**Given task**
Records follow. Pull out every line that contains "компьютер".

**Data in this exercise**
########################################

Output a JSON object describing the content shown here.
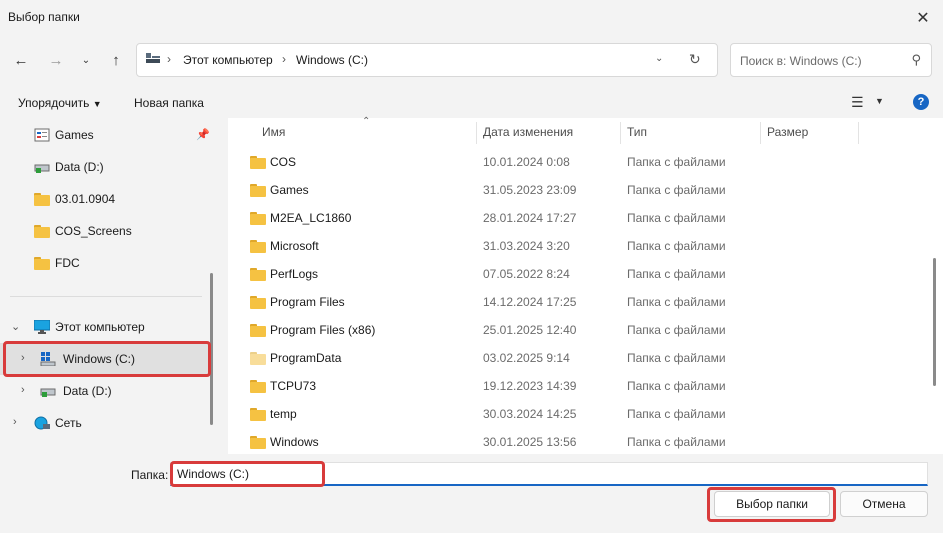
{
  "window": {
    "title": "Выбор папки"
  },
  "nav": {
    "address_parts": [
      "Этот компьютер",
      "Windows (C:)"
    ],
    "search_placeholder": "Поиск в: Windows (C:)"
  },
  "toolbar": {
    "organize": "Упорядочить",
    "new_folder": "Новая папка"
  },
  "sidebar": {
    "quick_access": [
      "Games",
      "Data (D:)",
      "03.01.0904",
      "COS_Screens",
      "FDC"
    ],
    "this_pc": "Этот компьютер",
    "drive_c": "Windows (C:)",
    "drive_d": "Data (D:)",
    "network": "Сеть"
  },
  "columns": {
    "name": "Имя",
    "date": "Дата изменения",
    "type": "Тип",
    "size": "Размер"
  },
  "rows": [
    {
      "name": "COS",
      "date": "10.01.2024 0:08",
      "type": "Папка с файлами"
    },
    {
      "name": "Games",
      "date": "31.05.2023 23:09",
      "type": "Папка с файлами"
    },
    {
      "name": "M2EA_LC1860",
      "date": "28.01.2024 17:27",
      "type": "Папка с файлами"
    },
    {
      "name": "Microsoft",
      "date": "31.03.2024 3:20",
      "type": "Папка с файлами"
    },
    {
      "name": "PerfLogs",
      "date": "07.05.2022 8:24",
      "type": "Папка с файлами"
    },
    {
      "name": "Program Files",
      "date": "14.12.2024 17:25",
      "type": "Папка с файлами"
    },
    {
      "name": "Program Files (x86)",
      "date": "25.01.2025 12:40",
      "type": "Папка с файлами"
    },
    {
      "name": "ProgramData",
      "date": "03.02.2025 9:14",
      "type": "Папка с файлами"
    },
    {
      "name": "TCPU73",
      "date": "19.12.2023 14:39",
      "type": "Папка с файлами"
    },
    {
      "name": "temp",
      "date": "30.03.2024 14:25",
      "type": "Папка с файлами"
    },
    {
      "name": "Windows",
      "date": "30.01.2025 13:56",
      "type": "Папка с файлами"
    }
  ],
  "footer": {
    "folder_label": "Папка:",
    "folder_value": "Windows (C:)",
    "select_button": "Выбор папки",
    "cancel_button": "Отмена"
  },
  "colors": {
    "folder": "#f5c242",
    "folder_tab": "#e0a82a",
    "folder_hidden": "#f8dd9a",
    "accent": "#1766c4",
    "highlight": "#d83b3b"
  }
}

########################################

**Worked solution**
      "Этот компьютер",
    "this_pc": "Этот компьютер",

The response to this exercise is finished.